■ **The exercise**
Format every line of the rows below as a JSON list of strings, one string per line, leaving out any blank lines.
____ Stored rows
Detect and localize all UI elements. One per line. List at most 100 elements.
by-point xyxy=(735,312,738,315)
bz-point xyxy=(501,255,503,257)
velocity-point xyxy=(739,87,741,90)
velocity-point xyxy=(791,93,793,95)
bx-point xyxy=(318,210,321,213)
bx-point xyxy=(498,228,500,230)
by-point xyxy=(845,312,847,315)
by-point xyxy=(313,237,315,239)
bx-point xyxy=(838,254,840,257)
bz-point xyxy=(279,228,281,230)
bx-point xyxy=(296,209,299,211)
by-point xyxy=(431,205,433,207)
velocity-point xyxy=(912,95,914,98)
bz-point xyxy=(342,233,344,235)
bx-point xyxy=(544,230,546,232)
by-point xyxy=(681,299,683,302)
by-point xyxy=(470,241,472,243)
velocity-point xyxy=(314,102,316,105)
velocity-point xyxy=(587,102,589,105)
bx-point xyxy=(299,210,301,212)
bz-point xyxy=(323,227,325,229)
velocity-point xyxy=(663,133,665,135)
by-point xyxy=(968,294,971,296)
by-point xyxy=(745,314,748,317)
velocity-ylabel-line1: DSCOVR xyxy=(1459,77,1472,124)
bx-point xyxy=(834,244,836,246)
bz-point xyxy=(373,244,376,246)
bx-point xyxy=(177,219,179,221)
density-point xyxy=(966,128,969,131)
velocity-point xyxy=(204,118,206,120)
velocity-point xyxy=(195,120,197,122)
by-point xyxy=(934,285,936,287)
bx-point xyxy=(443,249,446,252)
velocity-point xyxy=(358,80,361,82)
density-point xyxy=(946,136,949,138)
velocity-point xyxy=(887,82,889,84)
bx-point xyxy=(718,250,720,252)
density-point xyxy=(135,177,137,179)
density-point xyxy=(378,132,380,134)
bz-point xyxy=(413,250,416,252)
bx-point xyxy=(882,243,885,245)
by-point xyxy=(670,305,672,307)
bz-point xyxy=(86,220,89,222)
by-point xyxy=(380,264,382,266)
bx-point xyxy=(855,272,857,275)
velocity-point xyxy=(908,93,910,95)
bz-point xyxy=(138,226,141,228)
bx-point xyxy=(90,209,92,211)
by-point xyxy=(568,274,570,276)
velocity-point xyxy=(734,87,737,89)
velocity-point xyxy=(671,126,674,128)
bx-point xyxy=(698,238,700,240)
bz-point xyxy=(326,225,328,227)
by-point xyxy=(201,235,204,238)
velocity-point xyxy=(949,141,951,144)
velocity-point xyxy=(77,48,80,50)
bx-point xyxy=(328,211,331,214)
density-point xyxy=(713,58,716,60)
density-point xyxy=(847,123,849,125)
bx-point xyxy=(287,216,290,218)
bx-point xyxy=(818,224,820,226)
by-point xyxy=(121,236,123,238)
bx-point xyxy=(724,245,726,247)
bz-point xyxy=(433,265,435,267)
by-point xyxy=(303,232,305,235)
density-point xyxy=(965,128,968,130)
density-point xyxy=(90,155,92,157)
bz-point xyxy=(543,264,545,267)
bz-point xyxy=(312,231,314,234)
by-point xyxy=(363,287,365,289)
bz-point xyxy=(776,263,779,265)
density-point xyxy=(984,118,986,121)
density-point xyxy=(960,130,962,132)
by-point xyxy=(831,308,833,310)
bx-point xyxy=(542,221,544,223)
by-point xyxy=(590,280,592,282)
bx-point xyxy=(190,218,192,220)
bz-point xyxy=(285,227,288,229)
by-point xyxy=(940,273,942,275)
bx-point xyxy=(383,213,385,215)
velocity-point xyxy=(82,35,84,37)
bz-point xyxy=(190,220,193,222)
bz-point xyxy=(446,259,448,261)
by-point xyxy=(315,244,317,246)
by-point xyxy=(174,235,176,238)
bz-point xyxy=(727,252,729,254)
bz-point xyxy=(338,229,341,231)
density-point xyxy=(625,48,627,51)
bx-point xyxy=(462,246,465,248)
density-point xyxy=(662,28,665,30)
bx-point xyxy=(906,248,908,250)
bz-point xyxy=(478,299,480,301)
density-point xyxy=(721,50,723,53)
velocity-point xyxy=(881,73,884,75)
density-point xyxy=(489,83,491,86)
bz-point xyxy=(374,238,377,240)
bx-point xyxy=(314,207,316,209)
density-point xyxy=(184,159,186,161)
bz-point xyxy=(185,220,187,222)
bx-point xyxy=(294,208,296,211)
________
■ **Written solution**
[
  "Detect and localize all UI elements. One per line. List at most 100 elements.",
  "by-point xyxy=(735,312,738,315)",
  "bz-point xyxy=(501,255,503,257)",
  "velocity-point xyxy=(739,87,741,90)",
  "velocity-point xyxy=(791,93,793,95)",
  "bx-point xyxy=(318,210,321,213)",
  "bx-point xyxy=(498,228,500,230)",
  "by-point xyxy=(845,312,847,315)",
  "by-point xyxy=(313,237,315,239)",
  "bx-point xyxy=(838,254,840,257)",
  "bz-point xyxy=(279,228,281,230)",
  "bx-point xyxy=(296,209,299,211)",
  "by-point xyxy=(431,205,433,207)",
  "velocity-point xyxy=(912,95,914,98)",
  "bz-point xyxy=(342,233,344,235)",
  "bx-point xyxy=(544,230,546,232)",
  "by-point xyxy=(681,299,683,302)",
  "by-point xyxy=(470,241,472,243)",
  "velocity-point xyxy=(314,102,316,105)",
  "velocity-point xyxy=(587,102,589,105)",
  "bx-point xyxy=(299,210,301,212)",
  "bz-point xyxy=(323,227,325,229)",
  "velocity-point xyxy=(663,133,665,135)",
  "by-point xyxy=(968,294,971,296)",
  "by-point xyxy=(745,314,748,317)",
  "velocity-ylabel-line1: DSCOVR xyxy=(1459,77,1472,124)",
  "bx-point xyxy=(834,244,836,246)",
  "bz-point xyxy=(373,244,376,246)",
  "bx-point xyxy=(177,219,179,221)",
  "density-point xyxy=(966,128,969,131)",
  "velocity-point xyxy=(204,118,206,120)",
  "velocity-point xyxy=(195,120,197,122)",
  "by-point xyxy=(934,285,936,287)",
  "bx-point xyxy=(443,249,446,252)",
  "velocity-point xyxy=(358,80,361,82)",
  "density-point xyxy=(946,136,949,138)",
  "velocity-point xyxy=(887,82,889,84)",
  "bx-point xyxy=(718,250,720,252)",
  "density-point xyxy=(135,177,137,179)",
  "density-point xyxy=(378,132,380,134)",
  "bz-point xyxy=(413,250,416,252)",
  "bx-point xyxy=(882,243,885,245)",
  "by-point xyxy=(670,305,672,307)",
  "bz-point xyxy=(86,220,89,222)",
  "by-point xyxy=(380,264,382,266)",
  "bx-point xyxy=(855,272,857,275)",
  "velocity-point xyxy=(908,93,910,95)",
  "bz-point xyxy=(138,226,141,228)",
  "bx-point xyxy=(90,209,92,211)",
  "by-point xyxy=(568,274,570,276)",
  "velocity-point xyxy=(734,87,737,89)",
  "velocity-point xyxy=(671,126,674,128)",
  "bx-point xyxy=(698,238,700,240)",
  "bz-point xyxy=(326,225,328,227)",
  "by-point xyxy=(201,235,204,238)",
  "velocity-point xyxy=(949,141,951,144)",
  "velocity-point xyxy=(77,48,80,50)",
  "bx-point xyxy=(328,211,331,214)",
  "density-point xyxy=(713,58,716,60)",
  "density-point xyxy=(847,123,849,125)",
  "bx-point xyxy=(287,216,290,218)",
  "bx-point xyxy=(818,224,820,226)",
  "by-point xyxy=(121,236,123,238)",
  "bx-point xyxy=(724,245,726,247)",
  "bz-point xyxy=(433,265,435,267)",
  "by-point xyxy=(303,232,305,235)",
  "density-point xyxy=(965,128,968,130)",
  "density-point xyxy=(90,155,92,157)",
  "bz-point xyxy=(543,264,545,267)",
  "bz-point xyxy=(312,231,314,234)",
  "by-point xyxy=(363,287,365,289)",
  "bz-point xyxy=(776,263,779,265)",
  "density-point xyxy=(984,118,986,121)",
  "density-point xyxy=(960,130,962,132)",
  "by-point xyxy=(831,308,833,310)",
  "bx-point xyxy=(542,221,544,223)",
  "by-point xyxy=(590,280,592,282)",
  "bx-point xyxy=(190,218,192,220)",
  "bz-point xyxy=(285,227,288,229)",
  "by-point xyxy=(940,273,942,275)",
  "bx-point xyxy=(383,213,385,215)",
  "velocity-point xyxy=(82,35,84,37)",
  "bz-point xyxy=(190,220,193,222)",
  "bz-point xyxy=(446,259,448,261)",
  "by-point xyxy=(315,244,317,246)",
  "by-point xyxy=(174,235,176,238)",
  "bz-point xyxy=(727,252,729,254)",
  "bz-point xyxy=(338,229,341,231)",
  "density-point xyxy=(625,48,627,51)",
  "bx-point xyxy=(462,246,465,248)",
  "density-point xyxy=(662,28,665,30)",
  "bx-point xyxy=(906,248,908,250)",
  "bz-point xyxy=(478,299,480,301)",
  "density-point xyxy=(721,50,723,53)",
  "velocity-point xyxy=(881,73,884,75)",
  "density-point xyxy=(489,83,491,86)",
  "bz-point xyxy=(374,238,377,240)",
  "bx-point xyxy=(314,207,316,209)",
  "density-point xyxy=(184,159,186,161)",
  "bz-point xyxy=(185,220,187,222)",
  "bx-point xyxy=(294,208,296,211)"
]